• [TASK DESCRIPTION]
Report only how many lines of the entries below contain the string "broadcastUser".

-- RECORDS SUPPLIED start --

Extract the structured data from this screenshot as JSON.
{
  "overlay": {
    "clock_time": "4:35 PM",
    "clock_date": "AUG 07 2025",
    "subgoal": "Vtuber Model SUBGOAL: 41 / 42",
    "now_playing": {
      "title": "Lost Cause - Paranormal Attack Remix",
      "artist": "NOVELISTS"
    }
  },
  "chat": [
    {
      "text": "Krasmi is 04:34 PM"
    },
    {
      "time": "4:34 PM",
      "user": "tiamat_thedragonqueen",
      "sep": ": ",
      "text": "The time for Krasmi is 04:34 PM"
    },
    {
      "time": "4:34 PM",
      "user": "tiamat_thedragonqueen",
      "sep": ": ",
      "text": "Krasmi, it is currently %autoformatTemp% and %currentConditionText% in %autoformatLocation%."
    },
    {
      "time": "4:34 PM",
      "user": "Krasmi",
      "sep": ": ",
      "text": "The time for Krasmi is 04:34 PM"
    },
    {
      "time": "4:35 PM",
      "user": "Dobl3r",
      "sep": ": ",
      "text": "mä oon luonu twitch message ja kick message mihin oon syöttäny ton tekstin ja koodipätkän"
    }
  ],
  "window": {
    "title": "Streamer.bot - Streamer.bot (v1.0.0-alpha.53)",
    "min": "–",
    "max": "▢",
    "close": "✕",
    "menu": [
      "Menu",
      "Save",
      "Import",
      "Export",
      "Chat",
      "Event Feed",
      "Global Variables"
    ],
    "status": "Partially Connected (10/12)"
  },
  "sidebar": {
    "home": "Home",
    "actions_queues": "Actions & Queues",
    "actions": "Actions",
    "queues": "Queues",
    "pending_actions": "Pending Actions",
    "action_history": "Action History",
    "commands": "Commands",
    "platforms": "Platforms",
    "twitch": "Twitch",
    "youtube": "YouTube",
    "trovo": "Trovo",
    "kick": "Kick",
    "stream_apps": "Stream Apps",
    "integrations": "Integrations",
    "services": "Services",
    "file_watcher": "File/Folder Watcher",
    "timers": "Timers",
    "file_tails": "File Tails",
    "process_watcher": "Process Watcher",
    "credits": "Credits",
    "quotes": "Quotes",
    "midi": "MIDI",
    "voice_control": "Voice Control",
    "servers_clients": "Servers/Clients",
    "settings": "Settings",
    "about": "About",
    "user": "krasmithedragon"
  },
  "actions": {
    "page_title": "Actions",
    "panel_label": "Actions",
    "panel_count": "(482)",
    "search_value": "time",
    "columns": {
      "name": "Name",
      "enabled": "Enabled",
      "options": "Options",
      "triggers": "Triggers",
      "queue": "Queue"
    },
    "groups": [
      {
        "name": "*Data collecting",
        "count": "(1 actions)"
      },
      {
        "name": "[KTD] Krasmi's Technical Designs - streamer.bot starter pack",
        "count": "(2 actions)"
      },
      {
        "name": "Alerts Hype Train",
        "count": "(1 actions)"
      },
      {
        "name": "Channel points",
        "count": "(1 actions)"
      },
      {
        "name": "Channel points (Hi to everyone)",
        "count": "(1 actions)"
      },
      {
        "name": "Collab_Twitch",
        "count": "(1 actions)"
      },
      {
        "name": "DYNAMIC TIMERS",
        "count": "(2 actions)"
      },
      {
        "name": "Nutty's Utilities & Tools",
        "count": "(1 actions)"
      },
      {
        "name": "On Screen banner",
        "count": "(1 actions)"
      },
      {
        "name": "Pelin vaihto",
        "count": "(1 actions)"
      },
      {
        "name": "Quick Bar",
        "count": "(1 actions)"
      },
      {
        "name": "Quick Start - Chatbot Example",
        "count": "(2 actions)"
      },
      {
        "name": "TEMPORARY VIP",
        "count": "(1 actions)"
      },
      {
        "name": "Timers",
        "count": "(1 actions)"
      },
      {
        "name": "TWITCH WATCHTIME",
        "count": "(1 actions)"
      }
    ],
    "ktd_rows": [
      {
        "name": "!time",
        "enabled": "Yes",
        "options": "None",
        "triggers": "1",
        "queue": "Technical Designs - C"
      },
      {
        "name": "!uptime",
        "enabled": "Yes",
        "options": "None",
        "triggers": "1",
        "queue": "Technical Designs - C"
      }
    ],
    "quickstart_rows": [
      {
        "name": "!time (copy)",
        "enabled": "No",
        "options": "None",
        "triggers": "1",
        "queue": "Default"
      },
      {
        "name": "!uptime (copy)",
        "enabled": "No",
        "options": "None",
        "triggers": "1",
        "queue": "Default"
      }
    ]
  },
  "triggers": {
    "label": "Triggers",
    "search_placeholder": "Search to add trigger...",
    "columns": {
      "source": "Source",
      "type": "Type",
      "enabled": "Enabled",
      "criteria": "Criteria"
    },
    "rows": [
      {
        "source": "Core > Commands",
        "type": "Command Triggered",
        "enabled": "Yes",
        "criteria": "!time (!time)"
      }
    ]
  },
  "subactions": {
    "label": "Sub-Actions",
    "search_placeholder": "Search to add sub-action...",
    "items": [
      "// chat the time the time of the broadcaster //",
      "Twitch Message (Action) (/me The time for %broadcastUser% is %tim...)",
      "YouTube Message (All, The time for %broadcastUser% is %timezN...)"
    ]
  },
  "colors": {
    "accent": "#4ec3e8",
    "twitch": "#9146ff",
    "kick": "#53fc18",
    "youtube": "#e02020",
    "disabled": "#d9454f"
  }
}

-- RECORDS SUPPLIED end --

• [FINAL ANSWER]
2